DESCRIPTION OF THE TASK:
Go through the listing and set it down exactly, leaving out its pictures.

DATA:
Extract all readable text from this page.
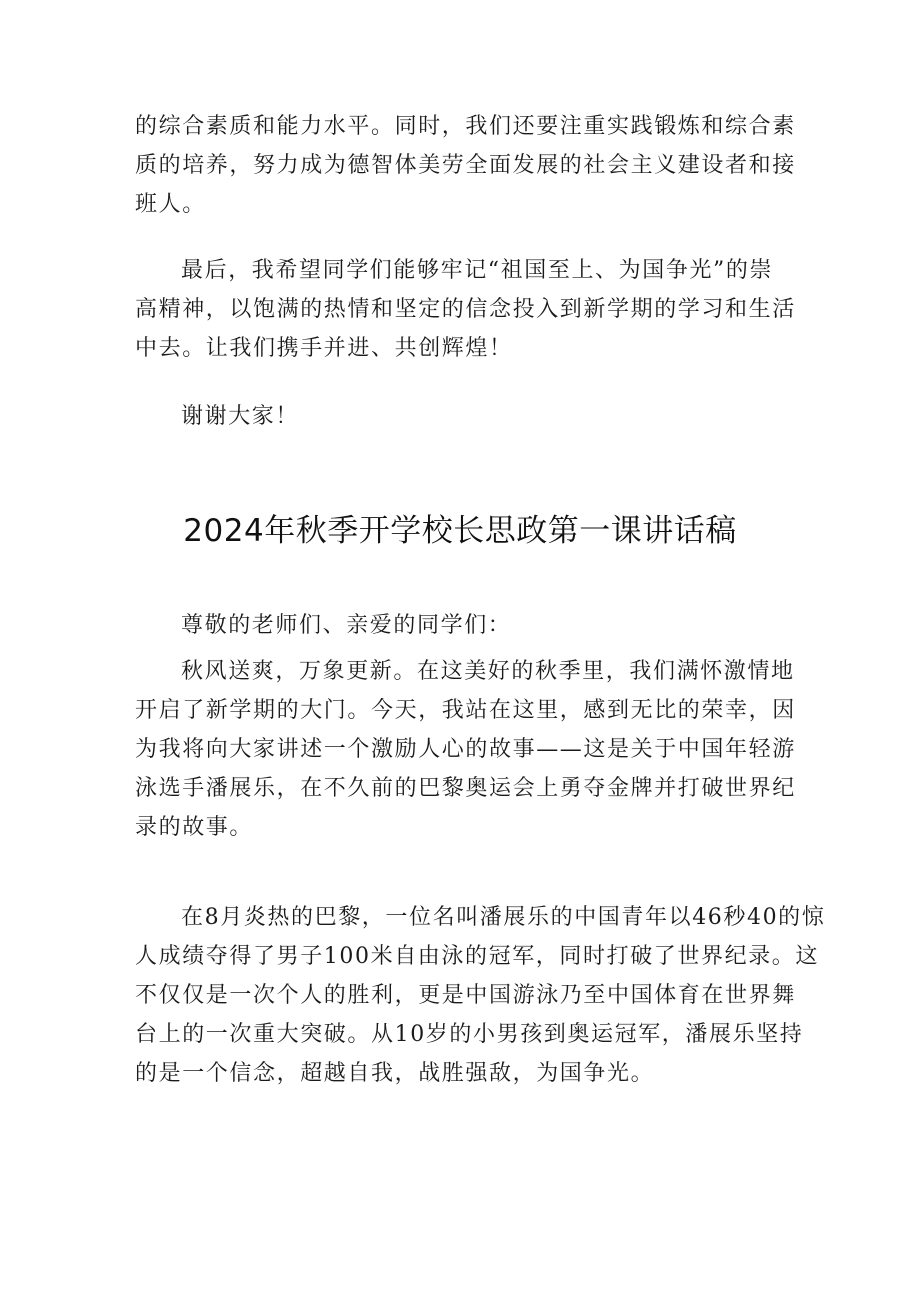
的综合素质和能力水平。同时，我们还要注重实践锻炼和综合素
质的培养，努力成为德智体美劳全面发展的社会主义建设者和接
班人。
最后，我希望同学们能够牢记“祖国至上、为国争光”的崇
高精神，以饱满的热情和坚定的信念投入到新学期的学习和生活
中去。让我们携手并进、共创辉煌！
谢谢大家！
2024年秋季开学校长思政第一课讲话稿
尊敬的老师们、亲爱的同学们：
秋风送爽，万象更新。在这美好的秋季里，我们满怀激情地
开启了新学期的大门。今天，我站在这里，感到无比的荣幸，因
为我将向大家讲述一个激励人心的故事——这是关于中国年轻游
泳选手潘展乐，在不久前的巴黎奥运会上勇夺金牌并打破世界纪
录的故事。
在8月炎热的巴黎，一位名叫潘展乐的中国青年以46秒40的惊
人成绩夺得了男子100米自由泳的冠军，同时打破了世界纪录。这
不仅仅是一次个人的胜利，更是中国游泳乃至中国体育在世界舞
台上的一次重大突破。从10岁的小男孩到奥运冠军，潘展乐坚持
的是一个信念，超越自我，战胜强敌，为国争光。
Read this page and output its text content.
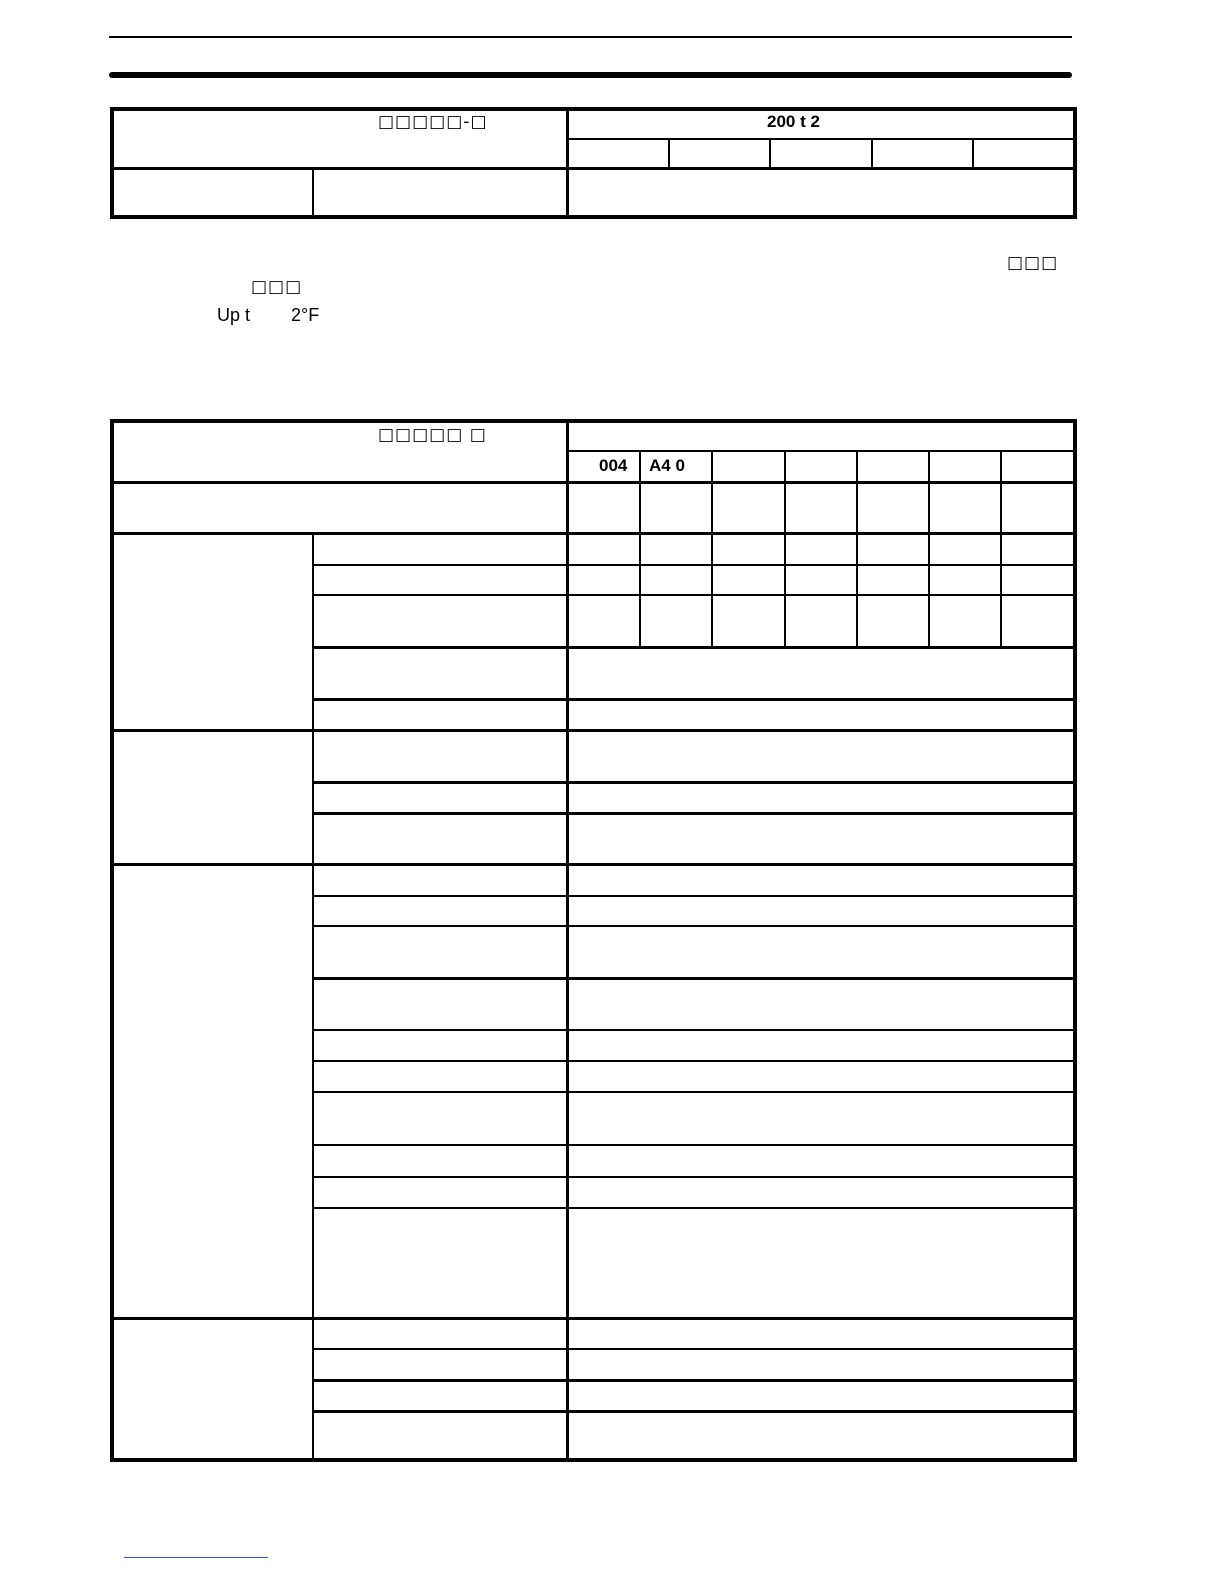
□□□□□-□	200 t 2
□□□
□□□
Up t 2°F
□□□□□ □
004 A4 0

RIGHT ANSWER:
Extract all readable text from this page.
的综合素质和能力水平。同时，我们还要注重实践锻炼和综合素
质的培养，努力成为德智体美劳全面发展的社会主义建设者和接
班人。
最后，我希望同学们能够牢记“祖国至上、为国争光”的崇
高精神，以饱满的热情和坚定的信念投入到新学期的学习和生活
中去。让我们携手并进、共创辉煌！
谢谢大家！
2024年秋季开学校长思政第一课讲话稿
尊敬的老师们、亲爱的同学们：
秋风送爽，万象更新。在这美好的秋季里，我们满怀激情地
开启了新学期的大门。今天，我站在这里，感到无比的荣幸，因
为我将向大家讲述一个激励人心的故事——这是关于中国年轻游
泳选手潘展乐，在不久前的巴黎奥运会上勇夺金牌并打破世界纪
录的故事。
在8月炎热的巴黎，一位名叫潘展乐的中国青年以46秒40的惊
人成绩夺得了男子100米自由泳的冠军，同时打破了世界纪录。这
不仅仅是一次个人的胜利，更是中国游泳乃至中国体育在世界舞
台上的一次重大突破。从10岁的小男孩到奥运冠军，潘展乐坚持
的是一个信念，超越自我，战胜强敌，为国争光。
Read this page and output its text content.
□□□□□-□	200 t 2
□□□
□□□
Up t 2°F
□□□□□ □
004 A4 0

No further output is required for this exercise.